What to do
Restate each line word for word. Leave out every picture.

[Dataset records on visual material]
>> Begin

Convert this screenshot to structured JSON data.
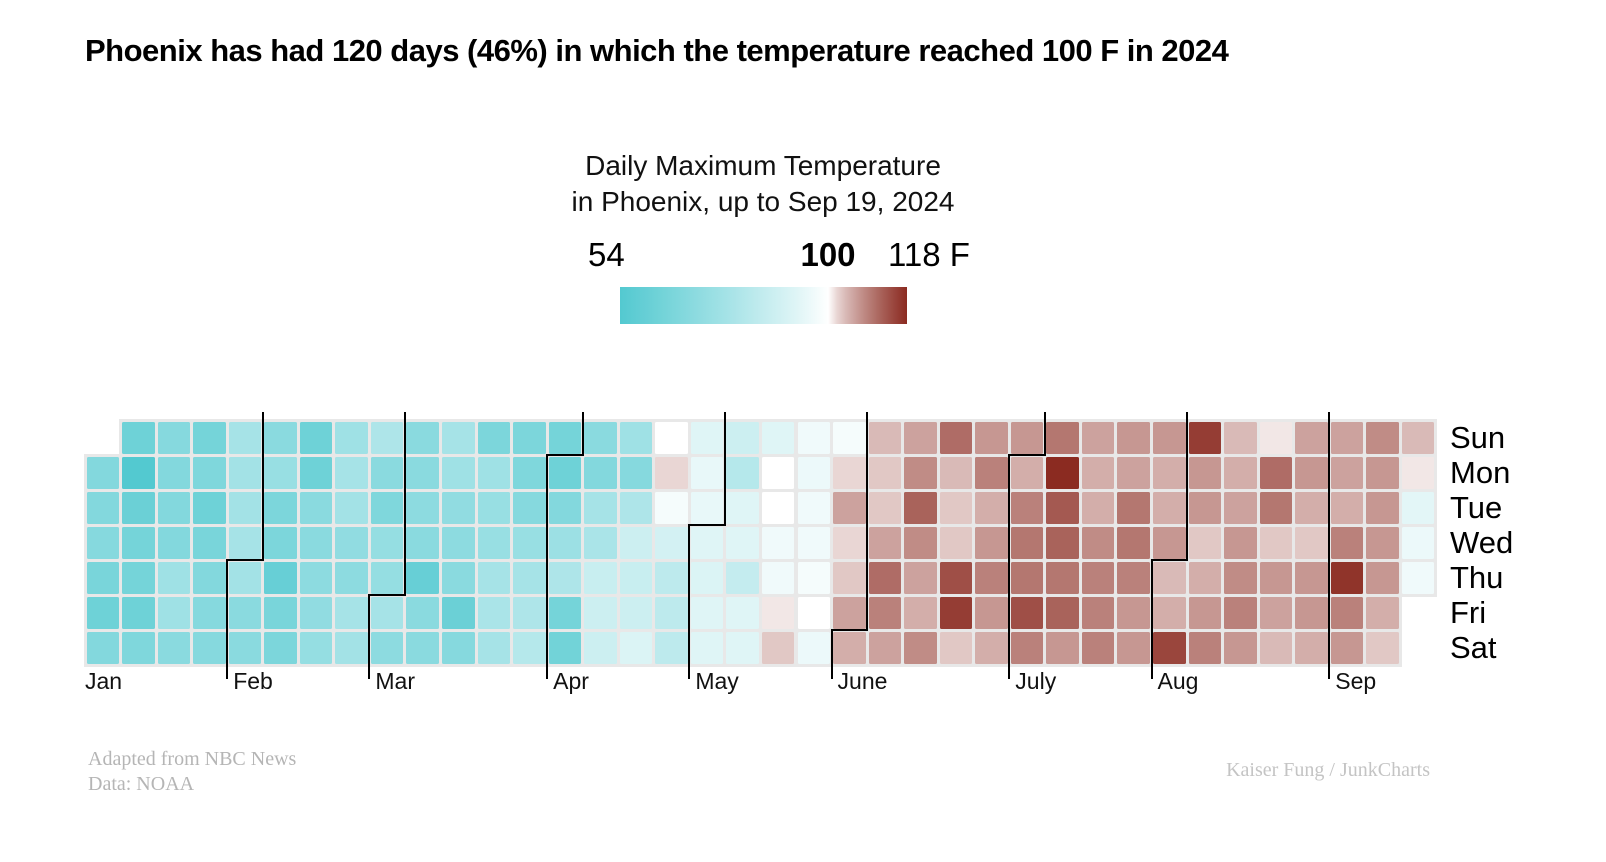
{
  "page_title": "Phoenix has had 120 days (46%) in which the temperature reached 100 F in 2024",
  "legend": {
    "title_line1": "Daily Maximum Temperature",
    "title_line2": "in Phoenix, up to Sep 19, 2024",
    "min_label": "54",
    "mid_label": "100",
    "max_label": "118 F"
  },
  "colors": {
    "cold": "#53C9D0",
    "neutral": "#FFFFFF",
    "hot": "#8B2B21",
    "grid_gap": "#E8E8E8",
    "month_line": "#000000"
  },
  "chart_data": {
    "type": "heatmap",
    "title": "Daily Maximum Temperature in Phoenix, up to Sep 19, 2024",
    "unit": "F",
    "value_range": [
      54,
      118
    ],
    "neutral_value": 100,
    "days_total": 263,
    "days_at_or_above_100": 120,
    "row_labels": [
      "Sun",
      "Mon",
      "Tue",
      "Wed",
      "Thu",
      "Fri",
      "Sat"
    ],
    "months": [
      {
        "label": "Jan",
        "col": 0,
        "first_dow": 1
      },
      {
        "label": "Feb",
        "col": 4,
        "first_dow": 4
      },
      {
        "label": "Mar",
        "col": 8,
        "first_dow": 5
      },
      {
        "label": "Apr",
        "col": 13,
        "first_dow": 1
      },
      {
        "label": "May",
        "col": 17,
        "first_dow": 3
      },
      {
        "label": "June",
        "col": 21,
        "first_dow": 6
      },
      {
        "label": "July",
        "col": 26,
        "first_dow": 1
      },
      {
        "label": "Aug",
        "col": 30,
        "first_dow": 4
      },
      {
        "label": "Sep",
        "col": 35,
        "first_dow": 0
      }
    ],
    "weeks": [
      [
        null,
        68,
        68,
        69,
        65,
        62,
        68
      ],
      [
        62,
        54,
        61,
        64,
        64,
        62,
        67
      ],
      [
        69,
        68,
        68,
        68,
        76,
        76,
        70
      ],
      [
        64,
        67,
        62,
        65,
        68,
        69,
        69
      ],
      [
        78,
        77,
        77,
        78,
        77,
        70,
        70
      ],
      [
        70,
        74,
        66,
        66,
        60,
        65,
        66
      ],
      [
        62,
        62,
        70,
        70,
        71,
        72,
        73
      ],
      [
        76,
        78,
        77,
        72,
        71,
        78,
        77
      ],
      [
        80,
        70,
        67,
        73,
        73,
        78,
        71
      ],
      [
        70,
        70,
        71,
        70,
        60,
        70,
        70
      ],
      [
        78,
        76,
        72,
        71,
        70,
        61,
        69
      ],
      [
        66,
        76,
        74,
        74,
        78,
        79,
        78
      ],
      [
        66,
        67,
        69,
        74,
        78,
        80,
        82
      ],
      [
        64,
        62,
        68,
        75,
        80,
        64,
        63
      ],
      [
        70,
        68,
        78,
        79,
        87,
        88,
        88
      ],
      [
        76,
        69,
        80,
        88,
        87,
        88,
        92
      ],
      [
        100,
        102,
        98,
        90,
        84,
        84,
        84
      ],
      [
        93,
        95,
        95,
        93,
        92,
        93,
        93
      ],
      [
        88,
        82,
        93,
        93,
        86,
        93,
        93
      ],
      [
        93,
        100,
        100,
        97,
        97,
        101,
        103
      ],
      [
        97,
        96,
        97,
        97,
        98,
        100,
        96
      ],
      [
        98,
        102,
        106,
        102,
        103,
        106,
        105
      ],
      [
        104,
        103,
        103,
        106,
        111,
        109,
        106
      ],
      [
        106,
        108,
        112,
        108,
        106,
        105,
        108
      ],
      [
        111,
        104,
        103,
        103,
        114,
        116,
        103
      ],
      [
        107,
        109,
        105,
        107,
        109,
        107,
        105
      ],
      [
        107,
        105,
        109,
        110,
        110,
        114,
        109
      ],
      [
        110,
        118,
        113,
        112,
        110,
        112,
        107
      ],
      [
        106,
        105,
        105,
        108,
        109,
        109,
        109
      ],
      [
        107,
        106,
        110,
        110,
        109,
        107,
        107
      ],
      [
        107,
        105,
        105,
        107,
        104,
        105,
        115
      ],
      [
        116,
        107,
        107,
        103,
        105,
        107,
        109
      ],
      [
        104,
        105,
        106,
        107,
        108,
        109,
        107
      ],
      [
        101,
        111,
        110,
        103,
        107,
        106,
        104
      ],
      [
        106,
        107,
        105,
        103,
        107,
        107,
        105
      ],
      [
        106,
        106,
        105,
        109,
        117,
        109,
        107
      ],
      [
        108,
        107,
        107,
        107,
        107,
        105,
        103
      ],
      [
        104,
        101,
        94,
        96,
        97,
        null,
        null
      ]
    ]
  },
  "footer": {
    "left_line1": "Adapted from NBC News",
    "left_line2": "Data: NOAA",
    "right": "Kaiser Fung / JunkCharts"
  }
}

>> End

Written answer
Convert this screenshot to structured JSON data.
{
  "page_title": "Phoenix has had 120 days (46%) in which the temperature reached 100 F in 2024",
  "legend": {
    "title_line1": "Daily Maximum Temperature",
    "title_line2": "in Phoenix, up to Sep 19, 2024",
    "min_label": "54",
    "mid_label": "100",
    "max_label": "118 F"
  },
  "colors": {
    "cold": "#53C9D0",
    "neutral": "#FFFFFF",
    "hot": "#8B2B21",
    "grid_gap": "#E8E8E8",
    "month_line": "#000000"
  },
  "chart_data": {
    "type": "heatmap",
    "title": "Daily Maximum Temperature in Phoenix, up to Sep 19, 2024",
    "unit": "F",
    "value_range": [
      54,
      118
    ],
    "neutral_value": 100,
    "days_total": 263,
    "days_at_or_above_100": 120,
    "row_labels": [
      "Sun",
      "Mon",
      "Tue",
      "Wed",
      "Thu",
      "Fri",
      "Sat"
    ],
    "months": [
      {
        "label": "Jan",
        "col": 0,
        "first_dow": 1
      },
      {
        "label": "Feb",
        "col": 4,
        "first_dow": 4
      },
      {
        "label": "Mar",
        "col": 8,
        "first_dow": 5
      },
      {
        "label": "Apr",
        "col": 13,
        "first_dow": 1
      },
      {
        "label": "May",
        "col": 17,
        "first_dow": 3
      },
      {
        "label": "June",
        "col": 21,
        "first_dow": 6
      },
      {
        "label": "July",
        "col": 26,
        "first_dow": 1
      },
      {
        "label": "Aug",
        "col": 30,
        "first_dow": 4
      },
      {
        "label": "Sep",
        "col": 35,
        "first_dow": 0
      }
    ],
    "weeks": [
      [
        null,
        68,
        68,
        69,
        65,
        62,
        68
      ],
      [
        62,
        54,
        61,
        64,
        64,
        62,
        67
      ],
      [
        69,
        68,
        68,
        68,
        76,
        76,
        70
      ],
      [
        64,
        67,
        62,
        65,
        68,
        69,
        69
      ],
      [
        78,
        77,
        77,
        78,
        77,
        70,
        70
      ],
      [
        70,
        74,
        66,
        66,
        60,
        65,
        66
      ],
      [
        62,
        62,
        70,
        70,
        71,
        72,
        73
      ],
      [
        76,
        78,
        77,
        72,
        71,
        78,
        77
      ],
      [
        80,
        70,
        67,
        73,
        73,
        78,
        71
      ],
      [
        70,
        70,
        71,
        70,
        60,
        70,
        70
      ],
      [
        78,
        76,
        72,
        71,
        70,
        61,
        69
      ],
      [
        66,
        76,
        74,
        74,
        78,
        79,
        78
      ],
      [
        66,
        67,
        69,
        74,
        78,
        80,
        82
      ],
      [
        64,
        62,
        68,
        75,
        80,
        64,
        63
      ],
      [
        70,
        68,
        78,
        79,
        87,
        88,
        88
      ],
      [
        76,
        69,
        80,
        88,
        87,
        88,
        92
      ],
      [
        100,
        102,
        98,
        90,
        84,
        84,
        84
      ],
      [
        93,
        95,
        95,
        93,
        92,
        93,
        93
      ],
      [
        88,
        82,
        93,
        93,
        86,
        93,
        93
      ],
      [
        93,
        100,
        100,
        97,
        97,
        101,
        103
      ],
      [
        97,
        96,
        97,
        97,
        98,
        100,
        96
      ],
      [
        98,
        102,
        106,
        102,
        103,
        106,
        105
      ],
      [
        104,
        103,
        103,
        106,
        111,
        109,
        106
      ],
      [
        106,
        108,
        112,
        108,
        106,
        105,
        108
      ],
      [
        111,
        104,
        103,
        103,
        114,
        116,
        103
      ],
      [
        107,
        109,
        105,
        107,
        109,
        107,
        105
      ],
      [
        107,
        105,
        109,
        110,
        110,
        114,
        109
      ],
      [
        110,
        118,
        113,
        112,
        110,
        112,
        107
      ],
      [
        106,
        105,
        105,
        108,
        109,
        109,
        109
      ],
      [
        107,
        106,
        110,
        110,
        109,
        107,
        107
      ],
      [
        107,
        105,
        105,
        107,
        104,
        105,
        115
      ],
      [
        116,
        107,
        107,
        103,
        105,
        107,
        109
      ],
      [
        104,
        105,
        106,
        107,
        108,
        109,
        107
      ],
      [
        101,
        111,
        110,
        103,
        107,
        106,
        104
      ],
      [
        106,
        107,
        105,
        103,
        107,
        107,
        105
      ],
      [
        106,
        106,
        105,
        109,
        117,
        109,
        107
      ],
      [
        108,
        107,
        107,
        107,
        107,
        105,
        103
      ],
      [
        104,
        101,
        94,
        96,
        97,
        null,
        null
      ]
    ]
  },
  "footer": {
    "left_line1": "Adapted from NBC News",
    "left_line2": "Data: NOAA",
    "right": "Kaiser Fung / JunkCharts"
  }
}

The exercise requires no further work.